<<<<

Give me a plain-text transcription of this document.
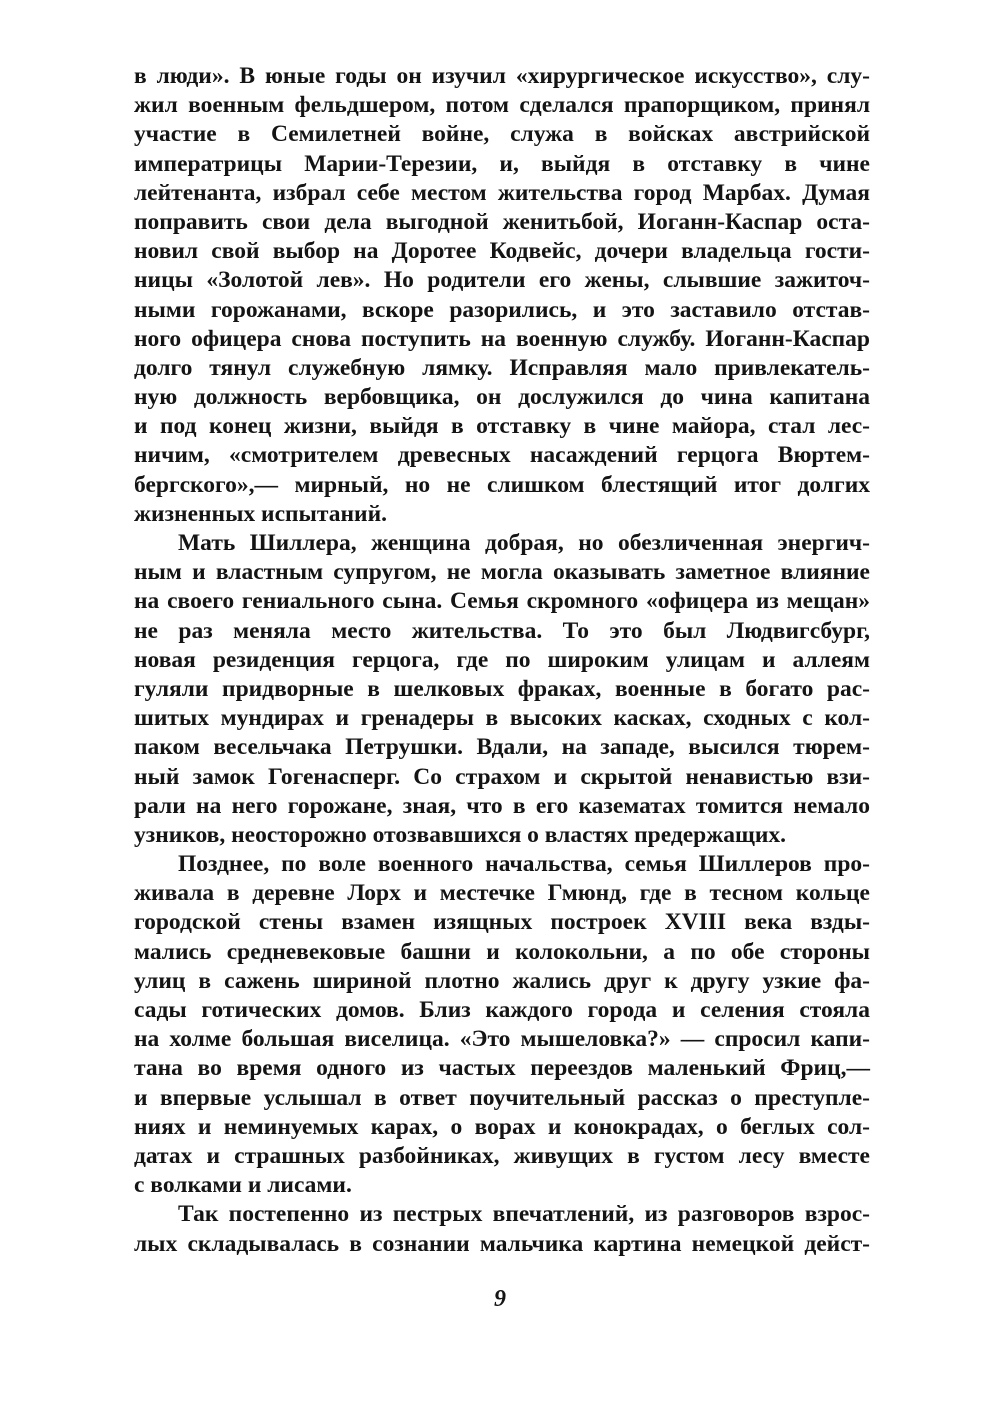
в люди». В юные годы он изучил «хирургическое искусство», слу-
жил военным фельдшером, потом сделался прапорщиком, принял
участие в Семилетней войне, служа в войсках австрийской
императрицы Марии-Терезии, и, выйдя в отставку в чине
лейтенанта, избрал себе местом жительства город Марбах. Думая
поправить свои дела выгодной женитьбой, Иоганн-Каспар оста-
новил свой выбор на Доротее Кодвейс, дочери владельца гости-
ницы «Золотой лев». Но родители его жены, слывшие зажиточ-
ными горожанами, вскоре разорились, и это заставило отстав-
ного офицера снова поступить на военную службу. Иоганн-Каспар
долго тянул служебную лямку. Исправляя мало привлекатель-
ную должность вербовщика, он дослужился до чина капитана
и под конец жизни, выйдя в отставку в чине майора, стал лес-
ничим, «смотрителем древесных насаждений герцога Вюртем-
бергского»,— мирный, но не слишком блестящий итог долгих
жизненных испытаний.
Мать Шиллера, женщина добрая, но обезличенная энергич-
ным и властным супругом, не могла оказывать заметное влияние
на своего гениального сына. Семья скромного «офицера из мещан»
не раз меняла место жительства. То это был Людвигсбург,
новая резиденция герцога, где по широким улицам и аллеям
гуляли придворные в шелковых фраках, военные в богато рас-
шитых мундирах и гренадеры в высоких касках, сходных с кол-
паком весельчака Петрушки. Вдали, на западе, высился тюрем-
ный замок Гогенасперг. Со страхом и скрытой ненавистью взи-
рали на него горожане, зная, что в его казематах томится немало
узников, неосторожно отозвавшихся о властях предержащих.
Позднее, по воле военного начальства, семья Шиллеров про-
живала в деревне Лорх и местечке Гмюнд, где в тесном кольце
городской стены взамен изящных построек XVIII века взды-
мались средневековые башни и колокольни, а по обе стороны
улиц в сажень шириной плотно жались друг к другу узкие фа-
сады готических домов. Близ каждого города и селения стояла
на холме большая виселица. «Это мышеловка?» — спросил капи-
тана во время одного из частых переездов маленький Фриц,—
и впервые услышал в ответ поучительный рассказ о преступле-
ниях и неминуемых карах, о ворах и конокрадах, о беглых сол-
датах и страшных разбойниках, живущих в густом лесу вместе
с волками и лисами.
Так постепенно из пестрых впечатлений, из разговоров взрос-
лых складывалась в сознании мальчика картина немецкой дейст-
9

>>>>

▶ Task to carry out
Repeat the records above exactly, leaving out any pictures they contain.

▶ Solution to this task
Give me a plain-text transcription of this document.
в люди». В юные годы он изучил «хирургическое искусство», слу-
жил военным фельдшером, потом сделался прапорщиком, принял
участие в Семилетней войне, служа в войсках австрийской
императрицы Марии-Терезии, и, выйдя в отставку в чине
лейтенанта, избрал себе местом жительства город Марбах. Думая
поправить свои дела выгодной женитьбой, Иоганн-Каспар оста-
новил свой выбор на Доротее Кодвейс, дочери владельца гости-
ницы «Золотой лев». Но родители его жены, слывшие зажиточ-
ными горожанами, вскоре разорились, и это заставило отстав-
ного офицера снова поступить на военную службу. Иоганн-Каспар
долго тянул служебную лямку. Исправляя мало привлекатель-
ную должность вербовщика, он дослужился до чина капитана
и под конец жизни, выйдя в отставку в чине майора, стал лес-
ничим, «смотрителем древесных насаждений герцога Вюртем-
бергского»,— мирный, но не слишком блестящий итог долгих
жизненных испытаний.
Мать Шиллера, женщина добрая, но обезличенная энергич-
ным и властным супругом, не могла оказывать заметное влияние
на своего гениального сына. Семья скромного «офицера из мещан»
не раз меняла место жительства. То это был Людвигсбург,
новая резиденция герцога, где по широким улицам и аллеям
гуляли придворные в шелковых фраках, военные в богато рас-
шитых мундирах и гренадеры в высоких касках, сходных с кол-
паком весельчака Петрушки. Вдали, на западе, высился тюрем-
ный замок Гогенасперг. Со страхом и скрытой ненавистью взи-
рали на него горожане, зная, что в его казематах томится немало
узников, неосторожно отозвавшихся о властях предержащих.
Позднее, по воле военного начальства, семья Шиллеров про-
живала в деревне Лорх и местечке Гмюнд, где в тесном кольце
городской стены взамен изящных построек XVIII века взды-
мались средневековые башни и колокольни, а по обе стороны
улиц в сажень шириной плотно жались друг к другу узкие фа-
сады готических домов. Близ каждого города и селения стояла
на холме большая виселица. «Это мышеловка?» — спросил капи-
тана во время одного из частых переездов маленький Фриц,—
и впервые услышал в ответ поучительный рассказ о преступле-
ниях и неминуемых карах, о ворах и конокрадах, о беглых сол-
датах и страшных разбойниках, живущих в густом лесу вместе
с волками и лисами.
Так постепенно из пестрых впечатлений, из разговоров взрос-
лых складывалась в сознании мальчика картина немецкой дейст-
9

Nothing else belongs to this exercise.